Transition Data Captures Goal-Conditioned Dynamics
Roll out 120 random episodes (45 steps max) to build a dataset of transitions: current image, action, next image, next state, goal (normalized goal pos). Use DataLoader with batch_size=64.
Why random policy? It explores state-action space efficiently for world modeling, not optimal behavior—model learns prediction first, planning later. Each item:
{
"img_t": img_t, # (3,H,W) [0,1]
"action": torch.tensor(a),
"img_tp1": img_tp1,
"state_tp1": st, # [agent_x,y, goal_x,y]
"goal": goal
}
Pitfall avoided: Include goal in every transition for conditioning, enabling directed planning. ~5k transitions suffice due to simple env—scales to real data with more episodes.
Compact CNN World Model Predicts Frames and States
VLASimLite (zdim=64): Encoder (3 conv layers: 3→24→48→64, strides=2) flattens to zdim. Decoder (transposed convs back to 3xHxW, sigmoid). Dynamics: embed action (Embedding(5,16)), goal MLP (2→16), concat with z → 128 → zdim. State head: z → 4 (sigmoid).
Forward: encode img_t → z → predict z_next (conditioned on a, goal) → decode img_pred + state_pred.
"We build a CNN encoder to compress visual input into a latent space and condition latent dynamics on actions and goals."
Architecture insight: Small zdim keeps inference fast for MPC rollout (120 candidates x 6 horizon = ~50k dynamics evals/frame). No RNN—pure feedforward for stability.
Multi-Task Loss Ensures Predictive Consistency
Train 4 epochs, Adam lr=2e-3, grad clip=2.0:
loss = F.l1_loss(img_pred, img_tp1) + 3.0*F.mse_loss(st_pred, st_tp1) + 1e-4*z_next.pow(2).mean()
L1 for pixels (robust to outliers), MSE x3 for states (precise positions), tiny L2 on latents (prevents drift).
Why this works: Reconstruction anchors representation, state loss adds structure, dynamics learn forward sim. After 4 epochs, loss drops steadily—lightweight means quick convergence on CPU/GPU.

TASK PROMPT: Extend the text on training a compact CNN world model, picking up after its last sentence.

Data excerpts:

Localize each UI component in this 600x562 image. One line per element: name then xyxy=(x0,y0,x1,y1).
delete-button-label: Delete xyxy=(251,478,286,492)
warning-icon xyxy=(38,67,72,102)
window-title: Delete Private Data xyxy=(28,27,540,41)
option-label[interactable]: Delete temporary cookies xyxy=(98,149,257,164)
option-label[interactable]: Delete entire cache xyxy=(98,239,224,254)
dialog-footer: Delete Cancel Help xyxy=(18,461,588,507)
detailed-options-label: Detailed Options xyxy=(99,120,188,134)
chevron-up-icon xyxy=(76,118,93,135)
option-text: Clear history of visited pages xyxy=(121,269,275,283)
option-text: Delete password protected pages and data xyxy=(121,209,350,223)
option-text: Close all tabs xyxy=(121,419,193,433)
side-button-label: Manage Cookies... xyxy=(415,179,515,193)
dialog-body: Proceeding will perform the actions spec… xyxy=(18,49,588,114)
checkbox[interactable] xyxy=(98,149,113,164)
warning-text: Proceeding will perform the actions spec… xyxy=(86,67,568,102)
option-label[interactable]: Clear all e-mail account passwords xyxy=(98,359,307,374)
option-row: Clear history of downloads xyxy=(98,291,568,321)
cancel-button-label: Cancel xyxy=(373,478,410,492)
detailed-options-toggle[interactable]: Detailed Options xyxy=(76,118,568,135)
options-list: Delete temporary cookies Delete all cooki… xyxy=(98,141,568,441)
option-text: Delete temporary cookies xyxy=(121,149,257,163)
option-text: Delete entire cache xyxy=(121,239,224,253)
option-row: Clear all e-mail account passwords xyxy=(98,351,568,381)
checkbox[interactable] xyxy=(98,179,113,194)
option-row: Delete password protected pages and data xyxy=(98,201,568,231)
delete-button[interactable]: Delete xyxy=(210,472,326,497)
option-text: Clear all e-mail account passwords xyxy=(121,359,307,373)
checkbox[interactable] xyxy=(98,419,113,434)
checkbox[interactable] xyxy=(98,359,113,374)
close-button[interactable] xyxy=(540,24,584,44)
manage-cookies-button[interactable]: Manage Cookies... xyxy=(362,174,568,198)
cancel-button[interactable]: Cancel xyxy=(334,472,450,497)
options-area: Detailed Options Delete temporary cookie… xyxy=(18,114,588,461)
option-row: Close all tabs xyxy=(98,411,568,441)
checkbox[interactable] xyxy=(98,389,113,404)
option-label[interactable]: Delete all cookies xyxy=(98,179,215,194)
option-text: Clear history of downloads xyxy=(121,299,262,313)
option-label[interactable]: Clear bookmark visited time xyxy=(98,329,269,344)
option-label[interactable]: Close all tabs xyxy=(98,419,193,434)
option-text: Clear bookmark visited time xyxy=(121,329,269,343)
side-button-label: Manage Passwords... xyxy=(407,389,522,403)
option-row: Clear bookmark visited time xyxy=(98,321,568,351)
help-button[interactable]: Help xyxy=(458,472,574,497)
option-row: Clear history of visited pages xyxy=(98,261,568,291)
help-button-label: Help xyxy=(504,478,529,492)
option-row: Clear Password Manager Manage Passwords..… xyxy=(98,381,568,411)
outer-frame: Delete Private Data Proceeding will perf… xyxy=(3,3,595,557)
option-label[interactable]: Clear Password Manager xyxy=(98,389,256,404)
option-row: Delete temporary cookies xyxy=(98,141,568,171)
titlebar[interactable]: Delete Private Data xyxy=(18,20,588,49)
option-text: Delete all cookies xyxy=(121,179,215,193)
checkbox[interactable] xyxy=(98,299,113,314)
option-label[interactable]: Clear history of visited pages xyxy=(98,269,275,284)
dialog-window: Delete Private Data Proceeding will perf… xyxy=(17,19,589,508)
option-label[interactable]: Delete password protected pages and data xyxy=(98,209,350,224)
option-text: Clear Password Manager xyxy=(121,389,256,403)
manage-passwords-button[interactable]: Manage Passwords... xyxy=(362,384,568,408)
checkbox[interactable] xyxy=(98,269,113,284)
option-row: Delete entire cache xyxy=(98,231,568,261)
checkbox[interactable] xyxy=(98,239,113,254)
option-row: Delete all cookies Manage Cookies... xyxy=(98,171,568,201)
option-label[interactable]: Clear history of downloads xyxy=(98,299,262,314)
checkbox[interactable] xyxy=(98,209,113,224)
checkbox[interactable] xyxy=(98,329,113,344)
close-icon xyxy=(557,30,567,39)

RESPONSE TO THE EXERCISE:
Common mistake: Over-relying on pixel loss alone leads to blurry predictions; state supervision sharpens goal awareness.
"We optimize the latent dynamics so that the model learns consistent forward prediction from pixels."
Latent MPC Samples and Scores Trajectories
No gradients—Monte Carlo: Sample n_candidates=120 sequences of horizon=6 actions (randint(0,5)). Rollout from current z:
for t in range(horizon):
z_roll = model.predict_next_latent(z_roll, cand[:,t], goal_k)
stT = model.state(z_roll)
dist = torch.abs(stT[:,0:2] - stT[:,2:4]).sum(dim=-1)
changes = (cand[:,1:] != cand[:,:-1]).float().mean(dim=1) # Smoothness penalty
score = dist + 0.12*changes
best = torch.argmin(score)[0] # First action
Goal auto-extracts from current state pred. Penalty discourages jitter. ~1ms/frame on modest GPU.
Trade-off: Short horizon fast but myopic; tune n_candidates vs compute. Predict next frame for viz.
"We sample multiple action sequences, roll them forward through the learned dynamics, and select the sequence that minimizes predicted distance to the goal."
Closed-Loop Execution Validates End-to-End Loop
run_episode(): Perceive (encode img) → MPC plan → act → repeat. Reaches goal in <20 steps, return ~3.0+. Viz side-by-side real/pred frames shows accurate foresight.
Before: Random policy wanders. After: Purposeful pathing around obstacles. Quality check: Pred aligns 1-2 steps ahead, low dist error.
"This approach captures the core idea behind modern Vision-Language-Action systems, where perception and decision-making are tightly integrated within a predictive model."
Exercise: Increase grid_size=16, n_obstacles=15—retrain, observe MPC scaling.
Key Takeaways
- Render pixels with NumPy arrays for portable sims: Fill bg, overlay grids, paint cells—avoids lib bloat.
- Collect goal-conditioned transitions via random rollouts: 100+ episodes yield robust data.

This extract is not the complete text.